## [Collected data entries]
━━━━━━━━━━━━━━━━━━━━━━━━━━━━━━
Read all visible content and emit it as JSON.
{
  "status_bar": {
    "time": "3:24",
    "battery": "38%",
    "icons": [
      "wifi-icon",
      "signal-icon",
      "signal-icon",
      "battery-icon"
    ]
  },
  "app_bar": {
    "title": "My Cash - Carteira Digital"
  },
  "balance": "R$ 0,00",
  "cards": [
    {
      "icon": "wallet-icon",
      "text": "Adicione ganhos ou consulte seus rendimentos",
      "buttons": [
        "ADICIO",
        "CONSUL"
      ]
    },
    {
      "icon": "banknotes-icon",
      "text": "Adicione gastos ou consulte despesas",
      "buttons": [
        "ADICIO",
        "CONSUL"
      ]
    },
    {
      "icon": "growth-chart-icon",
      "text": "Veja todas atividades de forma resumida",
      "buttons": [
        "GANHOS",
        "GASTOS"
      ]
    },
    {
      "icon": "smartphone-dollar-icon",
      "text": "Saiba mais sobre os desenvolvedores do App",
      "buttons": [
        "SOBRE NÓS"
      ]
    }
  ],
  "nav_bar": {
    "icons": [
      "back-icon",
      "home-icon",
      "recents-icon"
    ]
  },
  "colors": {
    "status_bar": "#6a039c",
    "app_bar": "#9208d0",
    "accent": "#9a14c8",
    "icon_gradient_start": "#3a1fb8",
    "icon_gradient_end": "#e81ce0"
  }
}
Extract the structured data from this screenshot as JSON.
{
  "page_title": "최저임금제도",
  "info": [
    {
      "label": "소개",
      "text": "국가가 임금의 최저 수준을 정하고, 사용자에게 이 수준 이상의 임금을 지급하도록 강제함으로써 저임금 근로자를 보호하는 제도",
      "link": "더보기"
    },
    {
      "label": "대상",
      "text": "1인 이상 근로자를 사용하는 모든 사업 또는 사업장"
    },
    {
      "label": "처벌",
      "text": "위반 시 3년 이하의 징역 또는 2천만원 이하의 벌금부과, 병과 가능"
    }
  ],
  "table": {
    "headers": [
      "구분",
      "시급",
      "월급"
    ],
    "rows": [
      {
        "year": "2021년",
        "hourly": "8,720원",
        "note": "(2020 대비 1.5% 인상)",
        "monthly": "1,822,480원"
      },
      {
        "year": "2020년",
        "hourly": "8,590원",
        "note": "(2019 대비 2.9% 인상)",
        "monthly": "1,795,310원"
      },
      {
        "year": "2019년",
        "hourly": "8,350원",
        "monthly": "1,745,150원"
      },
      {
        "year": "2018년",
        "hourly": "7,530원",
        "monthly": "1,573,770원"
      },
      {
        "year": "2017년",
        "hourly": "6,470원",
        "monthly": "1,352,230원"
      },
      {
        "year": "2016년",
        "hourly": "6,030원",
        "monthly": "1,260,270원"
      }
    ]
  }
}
━━━━━━━━━━━━━━━━━━━━━━━━━━━━━━
## [Task details]
Extract every record. Keep wording exact.

## [The response]
Read all visible content and emit it as JSON.
{
  "status_bar": {
    "time": "3:24",
    "battery": "38%",
    "icons": [
      "wifi-icon",
      "signal-icon",
      "signal-icon",
      "battery-icon"
    ]
  },
  "app_bar": {
    "title": "My Cash - Carteira Digital"
  },
  "balance": "R$ 0,00",
  "cards": [
    {
      "icon": "wallet-icon",
      "text": "Adicione ganhos ou consulte seus rendimentos",
      "buttons": [
        "ADICIO",
        "CONSUL"
      ]
    },
    {
      "icon": "banknotes-icon",
      "text": "Adicione gastos ou consulte despesas",
      "buttons": [
        "ADICIO",
        "CONSUL"
      ]
    },
    {
      "icon": "growth-chart-icon",
      "text": "Veja todas atividades de forma resumida",
      "buttons": [
        "GANHOS",
        "GASTOS"
      ]
    },
    {
      "icon": "smartphone-dollar-icon",
      "text": "Saiba mais sobre os desenvolvedores do App",
      "buttons": [
        "SOBRE NÓS"
      ]
    }
  ],
  "nav_bar": {
    "icons": [
      "back-icon",
      "home-icon",
      "recents-icon"
    ]
  },
  "colors": {
    "status_bar": "#6a039c",
    "app_bar": "#9208d0",
    "accent": "#9a14c8",
    "icon_gradient_start": "#3a1fb8",
    "icon_gradient_end": "#e81ce0"
  }
}
Extract the structured data from this screenshot as JSON.
{
  "page_title": "최저임금제도",
  "info": [
    {
      "label": "소개",
      "text": "국가가 임금의 최저 수준을 정하고, 사용자에게 이 수준 이상의 임금을 지급하도록 강제함으로써 저임금 근로자를 보호하는 제도",
      "link": "더보기"
    },
    {
      "label": "대상",
      "text": "1인 이상 근로자를 사용하는 모든 사업 또는 사업장"
    },
    {
      "label": "처벌",
      "text": "위반 시 3년 이하의 징역 또는 2천만원 이하의 벌금부과, 병과 가능"
    }
  ],
  "table": {
    "headers": [
      "구분",
      "시급",
      "월급"
    ],
    "rows": [
      {
        "year": "2021년",
        "hourly": "8,720원",
        "note": "(2020 대비 1.5% 인상)",
        "monthly": "1,822,480원"
      },
      {
        "year": "2020년",
        "hourly": "8,590원",
        "note": "(2019 대비 2.9% 인상)",
        "monthly": "1,795,310원"
      },
      {
        "year": "2019년",
        "hourly": "8,350원",
        "monthly": "1,745,150원"
      },
      {
        "year": "2018년",
        "hourly": "7,530원",
        "monthly": "1,573,770원"
      },
      {
        "year": "2017년",
        "hourly": "6,470원",
        "monthly": "1,352,230원"
      },
      {
        "year": "2016년",
        "hourly": "6,030원",
        "monthly": "1,260,270원"
      }
    ]
  }
}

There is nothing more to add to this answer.